_Exercise_. Starting at the line that contains "319, 630, 342]" and ending at the line that contains "399, 678, 408]", give those lines of the listing again, switching "section-line" to "text-line" and keeping everything else unchanged.

# # # #

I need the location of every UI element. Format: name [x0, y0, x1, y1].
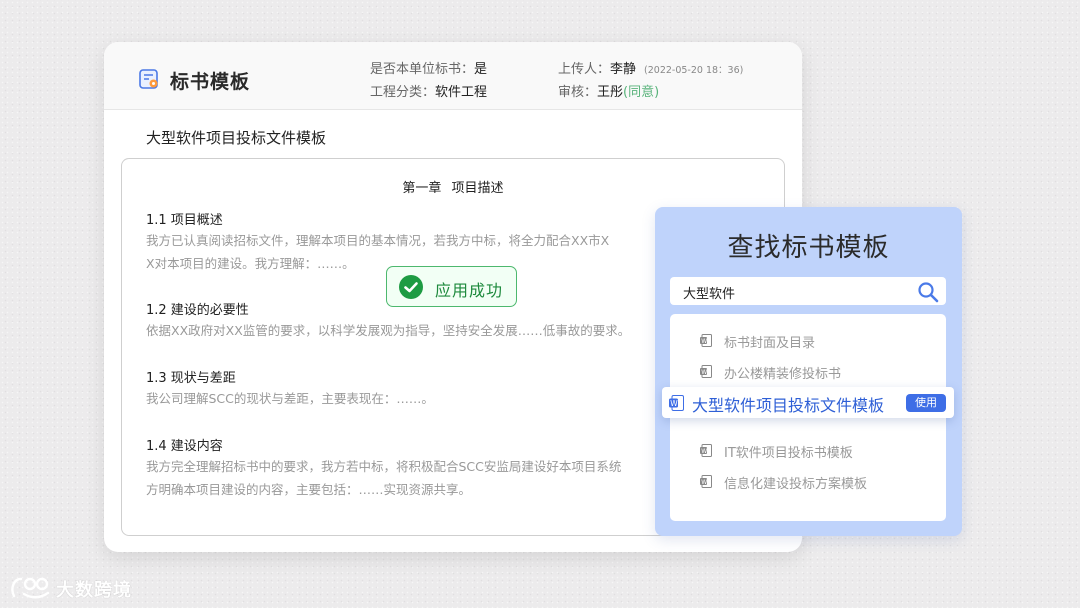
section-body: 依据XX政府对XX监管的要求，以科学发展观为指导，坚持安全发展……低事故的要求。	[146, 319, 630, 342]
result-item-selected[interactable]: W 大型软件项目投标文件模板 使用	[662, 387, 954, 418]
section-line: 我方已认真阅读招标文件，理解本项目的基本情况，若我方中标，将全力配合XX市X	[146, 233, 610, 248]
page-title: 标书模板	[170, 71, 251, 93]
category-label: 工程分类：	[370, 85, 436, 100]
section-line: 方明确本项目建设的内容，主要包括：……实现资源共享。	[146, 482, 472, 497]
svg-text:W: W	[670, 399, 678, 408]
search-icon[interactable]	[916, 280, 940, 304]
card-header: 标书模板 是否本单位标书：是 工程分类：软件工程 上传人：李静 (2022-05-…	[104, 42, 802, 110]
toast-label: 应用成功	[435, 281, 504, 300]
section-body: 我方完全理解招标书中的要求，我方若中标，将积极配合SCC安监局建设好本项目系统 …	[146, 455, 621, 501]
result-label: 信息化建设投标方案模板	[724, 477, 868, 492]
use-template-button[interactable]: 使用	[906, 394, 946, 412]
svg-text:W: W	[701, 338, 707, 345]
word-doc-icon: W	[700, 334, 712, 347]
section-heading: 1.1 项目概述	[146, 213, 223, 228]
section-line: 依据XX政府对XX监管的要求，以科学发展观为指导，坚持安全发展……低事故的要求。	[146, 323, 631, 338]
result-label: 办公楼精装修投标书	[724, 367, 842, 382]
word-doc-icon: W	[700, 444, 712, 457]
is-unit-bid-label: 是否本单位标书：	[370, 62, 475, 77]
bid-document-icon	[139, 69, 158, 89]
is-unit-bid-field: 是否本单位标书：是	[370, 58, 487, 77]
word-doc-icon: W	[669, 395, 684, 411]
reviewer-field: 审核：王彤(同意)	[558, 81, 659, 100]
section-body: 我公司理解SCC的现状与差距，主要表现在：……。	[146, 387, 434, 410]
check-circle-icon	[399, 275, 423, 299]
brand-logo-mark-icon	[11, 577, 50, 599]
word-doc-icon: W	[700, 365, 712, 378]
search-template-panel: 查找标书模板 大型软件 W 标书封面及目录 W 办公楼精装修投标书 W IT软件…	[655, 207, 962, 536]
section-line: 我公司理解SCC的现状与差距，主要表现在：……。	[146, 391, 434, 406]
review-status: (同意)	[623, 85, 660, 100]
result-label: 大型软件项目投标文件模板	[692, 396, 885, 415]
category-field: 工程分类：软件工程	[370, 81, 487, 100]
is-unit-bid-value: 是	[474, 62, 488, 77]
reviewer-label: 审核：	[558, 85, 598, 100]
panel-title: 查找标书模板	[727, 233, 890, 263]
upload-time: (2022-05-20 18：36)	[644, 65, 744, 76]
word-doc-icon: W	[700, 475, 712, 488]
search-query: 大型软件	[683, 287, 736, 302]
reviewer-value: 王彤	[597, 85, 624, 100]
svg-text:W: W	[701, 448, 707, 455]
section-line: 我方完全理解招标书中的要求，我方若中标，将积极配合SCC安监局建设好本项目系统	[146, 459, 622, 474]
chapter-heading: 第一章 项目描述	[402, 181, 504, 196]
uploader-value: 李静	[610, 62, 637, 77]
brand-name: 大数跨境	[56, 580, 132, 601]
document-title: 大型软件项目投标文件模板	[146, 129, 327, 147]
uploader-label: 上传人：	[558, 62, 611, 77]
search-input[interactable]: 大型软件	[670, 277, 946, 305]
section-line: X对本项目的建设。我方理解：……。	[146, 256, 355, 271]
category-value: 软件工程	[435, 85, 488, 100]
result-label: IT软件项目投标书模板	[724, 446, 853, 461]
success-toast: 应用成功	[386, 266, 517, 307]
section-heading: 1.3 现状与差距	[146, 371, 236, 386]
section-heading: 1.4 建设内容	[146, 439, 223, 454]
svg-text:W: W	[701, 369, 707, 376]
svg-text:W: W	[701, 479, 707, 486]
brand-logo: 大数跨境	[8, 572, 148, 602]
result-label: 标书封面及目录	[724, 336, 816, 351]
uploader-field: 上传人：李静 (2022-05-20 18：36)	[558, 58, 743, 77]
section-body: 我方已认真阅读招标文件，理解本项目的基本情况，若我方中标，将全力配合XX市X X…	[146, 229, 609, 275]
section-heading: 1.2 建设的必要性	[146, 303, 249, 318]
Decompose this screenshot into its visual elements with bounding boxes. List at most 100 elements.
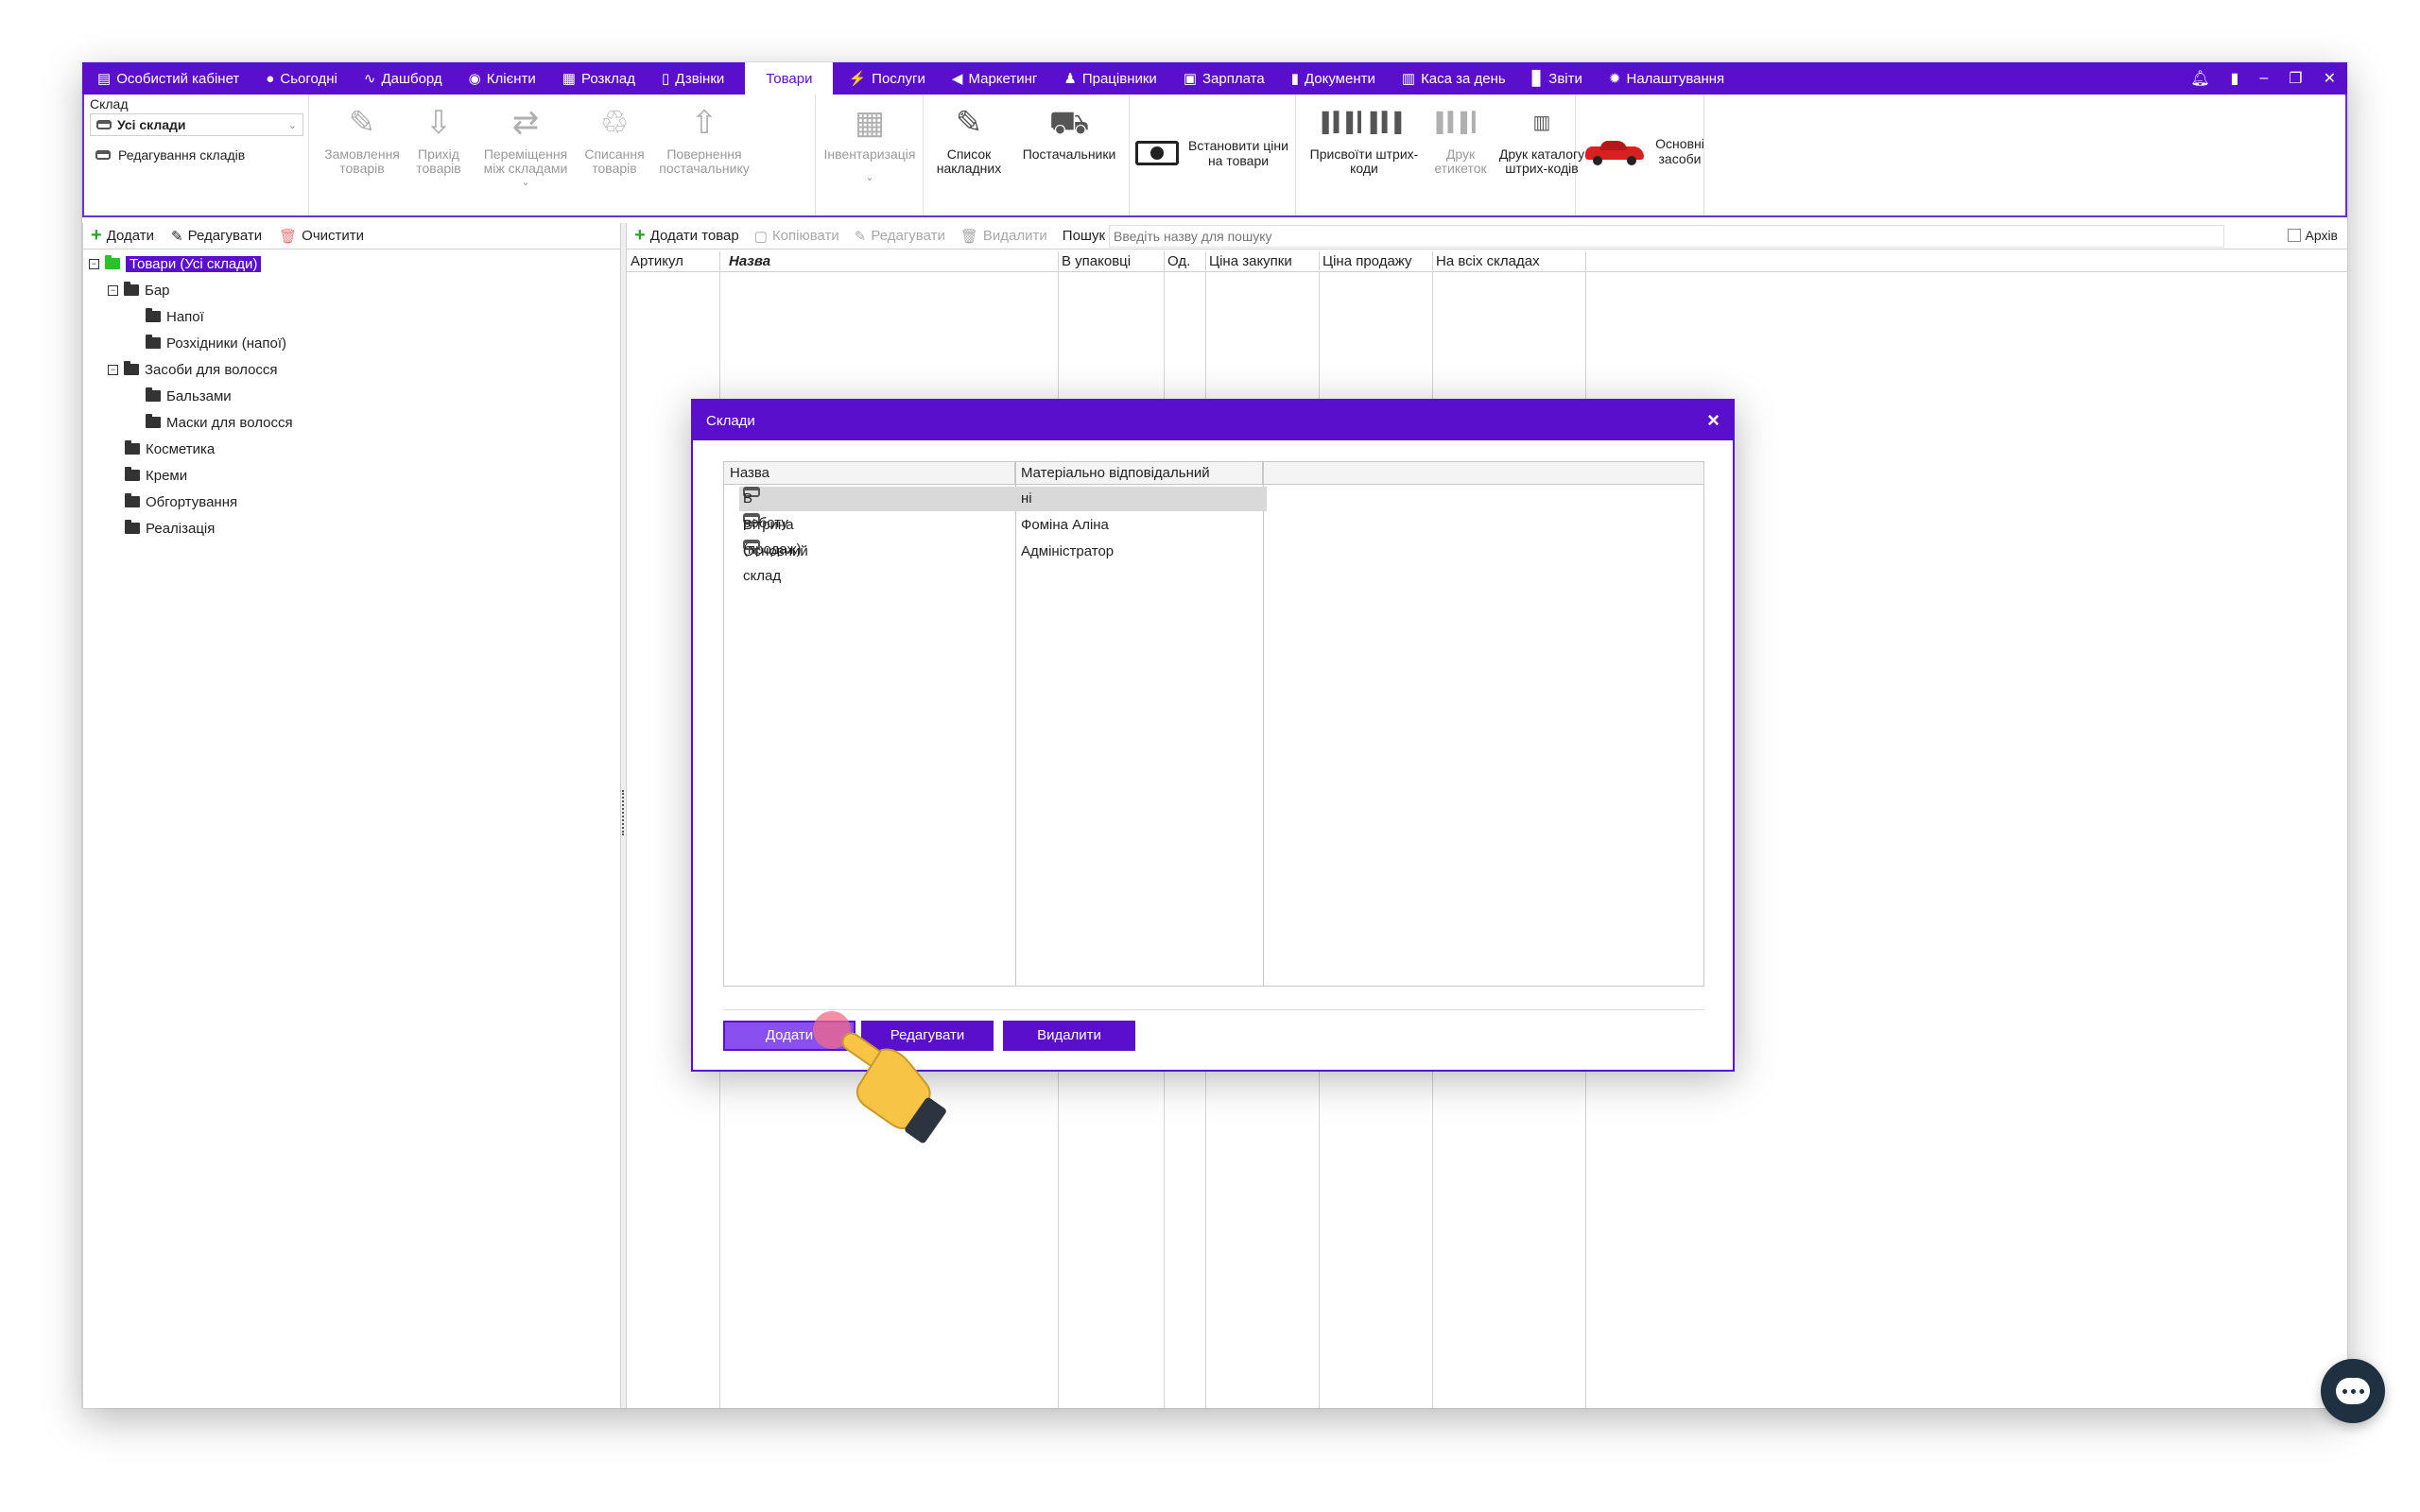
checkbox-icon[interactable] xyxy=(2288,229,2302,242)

# # # #

_Completed task_.
section-body: 依据XX政府对XX监管的要求，以科学发展观为指导，坚持安全发展……低事故的要求。	[146, 319, 630, 342]
result-item-selected[interactable]: W 大型软件项目投标文件模板 使用	[662, 387, 954, 418]
text-line: 我方已认真阅读招标文件，理解本项目的基本情况，若我方中标，将全力配合XX市X	[146, 233, 610, 248]
page-title: 标书模板	[170, 71, 251, 93]
category-label: 工程分类：	[370, 85, 436, 100]
text-line: 方明确本项目建设的内容，主要包括：……实现资源共享。	[146, 482, 472, 497]
svg-text:W: W	[670, 399, 678, 408]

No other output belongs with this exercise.